__Directive__:
Your task is to transcribe all of the data below exactly, omitting the images.

**** Available records

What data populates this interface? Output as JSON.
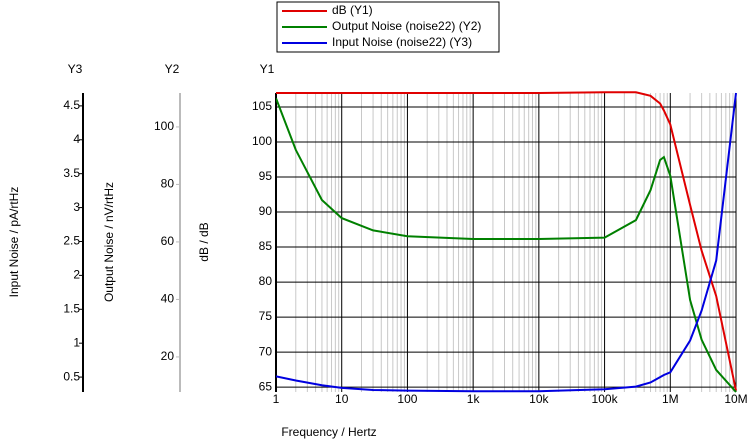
{
  "chart_data": {
    "type": "line",
    "xlabel": "Frequency / Hertz",
    "xscale": "log",
    "xlim": [
      1,
      10000000
    ],
    "xticks": [
      1,
      10,
      100,
      {
        "value": 1000,
        "label": "1k"
      },
      {
        "value": 10000,
        "label": "10k"
      },
      {
        "value": 100000,
        "label": "100k"
      },
      {
        "value": 1000000,
        "label": "1M"
      },
      {
        "value": 10000000,
        "label": "10M"
      }
    ],
    "minor_grid": true,
    "grid": true,
    "y_name": "Y1",
    "ylabel": "dB / dB",
    "ylim": [
      64.3,
      107
    ],
    "yticks": [
      65,
      70,
      75,
      80,
      85,
      90,
      95,
      100,
      105
    ],
    "y2_name": "Y2",
    "y2label": "Output Noise / nV/rtHz",
    "y2lim": [
      7.8,
      111.8
    ],
    "y2ticks": [
      20,
      40,
      60,
      80,
      100
    ],
    "y3_name": "Y3",
    "y3label": "Input Noise / pA/rtHz",
    "y3lim": [
      0.28,
      4.69
    ],
    "y3ticks": [
      0.5,
      1,
      1.5,
      2,
      2.5,
      3,
      3.5,
      4,
      4.5
    ],
    "x": [
      1,
      2,
      5,
      10,
      30,
      100,
      1000,
      10000,
      100000,
      300000,
      500000,
      700000,
      800000,
      1000000,
      2000000,
      3000000,
      5000000,
      10000000
    ],
    "series": [
      {
        "name": "dB (Y1)",
        "color": "#e00000",
        "axis": "y",
        "values": [
          107,
          107,
          107,
          107,
          107,
          107,
          107,
          107,
          107.1,
          107.1,
          106.6,
          105.5,
          104.5,
          102.5,
          91,
          84.5,
          78,
          64.5
        ]
      },
      {
        "name": "Output Noise (noise22) (Y2)",
        "color": "#008000",
        "axis": "y2",
        "values": [
          110,
          92,
          74.6,
          68.3,
          64,
          62,
          61,
          61,
          61.5,
          67.6,
          78,
          88.5,
          89.5,
          83,
          39.8,
          26,
          15.5,
          7.8
        ]
      },
      {
        "name": "Input Noise (noise22) (Y3)",
        "color": "#0000e0",
        "axis": "y3",
        "values": [
          0.51,
          0.45,
          0.38,
          0.34,
          0.31,
          0.3,
          0.29,
          0.29,
          0.32,
          0.36,
          0.42,
          0.5,
          0.53,
          0.57,
          1.04,
          1.48,
          2.22,
          4.69
        ]
      }
    ]
  }
}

********

__Output of the task__:
What data populates this interface? Output as JSON.
{
  "chart_data": {
    "type": "line",
    "xlabel": "Frequency / Hertz",
    "xscale": "log",
    "xlim": [
      1,
      10000000
    ],
    "xticks": [
      1,
      10,
      100,
      {
        "value": 1000,
        "label": "1k"
      },
      {
        "value": 10000,
        "label": "10k"
      },
      {
        "value": 100000,
        "label": "100k"
      },
      {
        "value": 1000000,
        "label": "1M"
      },
      {
        "value": 10000000,
        "label": "10M"
      }
    ],
    "minor_grid": true,
    "grid": true,
    "y_name": "Y1",
    "ylabel": "dB / dB",
    "ylim": [
      64.3,
      107
    ],
    "yticks": [
      65,
      70,
      75,
      80,
      85,
      90,
      95,
      100,
      105
    ],
    "y2_name": "Y2",
    "y2label": "Output Noise / nV/rtHz",
    "y2lim": [
      7.8,
      111.8
    ],
    "y2ticks": [
      20,
      40,
      60,
      80,
      100
    ],
    "y3_name": "Y3",
    "y3label": "Input Noise / pA/rtHz",
    "y3lim": [
      0.28,
      4.69
    ],
    "y3ticks": [
      0.5,
      1,
      1.5,
      2,
      2.5,
      3,
      3.5,
      4,
      4.5
    ],
    "x": [
      1,
      2,
      5,
      10,
      30,
      100,
      1000,
      10000,
      100000,
      300000,
      500000,
      700000,
      800000,
      1000000,
      2000000,
      3000000,
      5000000,
      10000000
    ],
    "series": [
      {
        "name": "dB (Y1)",
        "color": "#e00000",
        "axis": "y",
        "values": [
          107,
          107,
          107,
          107,
          107,
          107,
          107,
          107,
          107.1,
          107.1,
          106.6,
          105.5,
          104.5,
          102.5,
          91,
          84.5,
          78,
          64.5
        ]
      },
      {
        "name": "Output Noise (noise22) (Y2)",
        "color": "#008000",
        "axis": "y2",
        "values": [
          110,
          92,
          74.6,
          68.3,
          64,
          62,
          61,
          61,
          61.5,
          67.6,
          78,
          88.5,
          89.5,
          83,
          39.8,
          26,
          15.5,
          7.8
        ]
      },
      {
        "name": "Input Noise (noise22) (Y3)",
        "color": "#0000e0",
        "axis": "y3",
        "values": [
          0.51,
          0.45,
          0.38,
          0.34,
          0.31,
          0.3,
          0.29,
          0.29,
          0.32,
          0.36,
          0.42,
          0.5,
          0.53,
          0.57,
          1.04,
          1.48,
          2.22,
          4.69
        ]
      }
    ]
  }
}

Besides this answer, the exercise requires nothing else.